• **TASK REQUIREMENTS**
Please output every line of the material as it stands, without the pictures.

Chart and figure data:
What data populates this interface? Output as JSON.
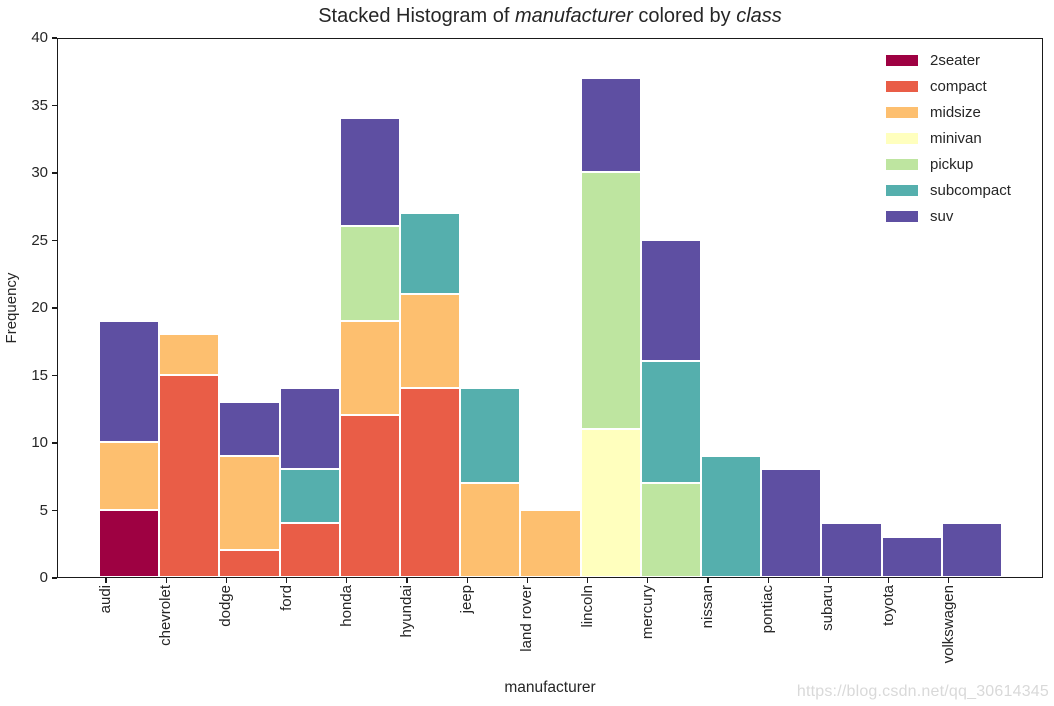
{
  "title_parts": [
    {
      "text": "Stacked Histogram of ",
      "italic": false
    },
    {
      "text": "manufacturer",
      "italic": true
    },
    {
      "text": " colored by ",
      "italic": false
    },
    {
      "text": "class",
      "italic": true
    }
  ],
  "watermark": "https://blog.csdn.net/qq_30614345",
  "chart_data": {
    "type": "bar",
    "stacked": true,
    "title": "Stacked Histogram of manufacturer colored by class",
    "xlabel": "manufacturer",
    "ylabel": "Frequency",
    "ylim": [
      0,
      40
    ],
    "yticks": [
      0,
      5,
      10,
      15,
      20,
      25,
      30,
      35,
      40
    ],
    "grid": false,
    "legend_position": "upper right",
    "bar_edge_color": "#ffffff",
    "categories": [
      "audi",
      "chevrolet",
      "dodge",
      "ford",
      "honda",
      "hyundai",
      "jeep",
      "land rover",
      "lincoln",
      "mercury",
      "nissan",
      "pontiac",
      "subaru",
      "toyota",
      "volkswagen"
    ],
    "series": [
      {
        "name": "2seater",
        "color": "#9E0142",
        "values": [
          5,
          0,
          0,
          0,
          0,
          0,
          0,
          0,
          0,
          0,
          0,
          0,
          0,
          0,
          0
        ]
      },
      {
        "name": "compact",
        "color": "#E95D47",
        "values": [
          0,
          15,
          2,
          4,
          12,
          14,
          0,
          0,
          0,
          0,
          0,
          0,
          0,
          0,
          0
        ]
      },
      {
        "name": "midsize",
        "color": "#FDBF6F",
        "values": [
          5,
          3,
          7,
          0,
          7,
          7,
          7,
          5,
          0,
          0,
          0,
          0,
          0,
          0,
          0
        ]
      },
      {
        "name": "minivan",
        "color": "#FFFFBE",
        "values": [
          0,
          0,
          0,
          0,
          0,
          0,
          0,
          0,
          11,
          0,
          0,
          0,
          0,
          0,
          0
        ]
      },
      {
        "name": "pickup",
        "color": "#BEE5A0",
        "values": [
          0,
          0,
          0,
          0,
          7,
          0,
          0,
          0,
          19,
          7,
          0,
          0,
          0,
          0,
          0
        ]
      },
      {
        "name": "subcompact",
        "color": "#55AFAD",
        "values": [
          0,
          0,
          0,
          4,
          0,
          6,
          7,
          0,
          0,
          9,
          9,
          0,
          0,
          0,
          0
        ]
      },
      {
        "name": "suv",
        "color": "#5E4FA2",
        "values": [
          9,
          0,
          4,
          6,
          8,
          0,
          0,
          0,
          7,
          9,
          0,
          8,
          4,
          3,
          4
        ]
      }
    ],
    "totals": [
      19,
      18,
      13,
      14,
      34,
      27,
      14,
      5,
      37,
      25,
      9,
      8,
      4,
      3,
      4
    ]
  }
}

• **RESPONSE TO THIS EXERCISE**
What data populates this interface? Output as JSON.
{
  "title_parts": [
    {
      "text": "Stacked Histogram of ",
      "italic": false
    },
    {
      "text": "manufacturer",
      "italic": true
    },
    {
      "text": " colored by ",
      "italic": false
    },
    {
      "text": "class",
      "italic": true
    }
  ],
  "watermark": "https://blog.csdn.net/qq_30614345",
  "chart_data": {
    "type": "bar",
    "stacked": true,
    "title": "Stacked Histogram of manufacturer colored by class",
    "xlabel": "manufacturer",
    "ylabel": "Frequency",
    "ylim": [
      0,
      40
    ],
    "yticks": [
      0,
      5,
      10,
      15,
      20,
      25,
      30,
      35,
      40
    ],
    "grid": false,
    "legend_position": "upper right",
    "bar_edge_color": "#ffffff",
    "categories": [
      "audi",
      "chevrolet",
      "dodge",
      "ford",
      "honda",
      "hyundai",
      "jeep",
      "land rover",
      "lincoln",
      "mercury",
      "nissan",
      "pontiac",
      "subaru",
      "toyota",
      "volkswagen"
    ],
    "series": [
      {
        "name": "2seater",
        "color": "#9E0142",
        "values": [
          5,
          0,
          0,
          0,
          0,
          0,
          0,
          0,
          0,
          0,
          0,
          0,
          0,
          0,
          0
        ]
      },
      {
        "name": "compact",
        "color": "#E95D47",
        "values": [
          0,
          15,
          2,
          4,
          12,
          14,
          0,
          0,
          0,
          0,
          0,
          0,
          0,
          0,
          0
        ]
      },
      {
        "name": "midsize",
        "color": "#FDBF6F",
        "values": [
          5,
          3,
          7,
          0,
          7,
          7,
          7,
          5,
          0,
          0,
          0,
          0,
          0,
          0,
          0
        ]
      },
      {
        "name": "minivan",
        "color": "#FFFFBE",
        "values": [
          0,
          0,
          0,
          0,
          0,
          0,
          0,
          0,
          11,
          0,
          0,
          0,
          0,
          0,
          0
        ]
      },
      {
        "name": "pickup",
        "color": "#BEE5A0",
        "values": [
          0,
          0,
          0,
          0,
          7,
          0,
          0,
          0,
          19,
          7,
          0,
          0,
          0,
          0,
          0
        ]
      },
      {
        "name": "subcompact",
        "color": "#55AFAD",
        "values": [
          0,
          0,
          0,
          4,
          0,
          6,
          7,
          0,
          0,
          9,
          9,
          0,
          0,
          0,
          0
        ]
      },
      {
        "name": "suv",
        "color": "#5E4FA2",
        "values": [
          9,
          0,
          4,
          6,
          8,
          0,
          0,
          0,
          7,
          9,
          0,
          8,
          4,
          3,
          4
        ]
      }
    ],
    "totals": [
      19,
      18,
      13,
      14,
      34,
      27,
      14,
      5,
      37,
      25,
      9,
      8,
      4,
      3,
      4
    ]
  }
}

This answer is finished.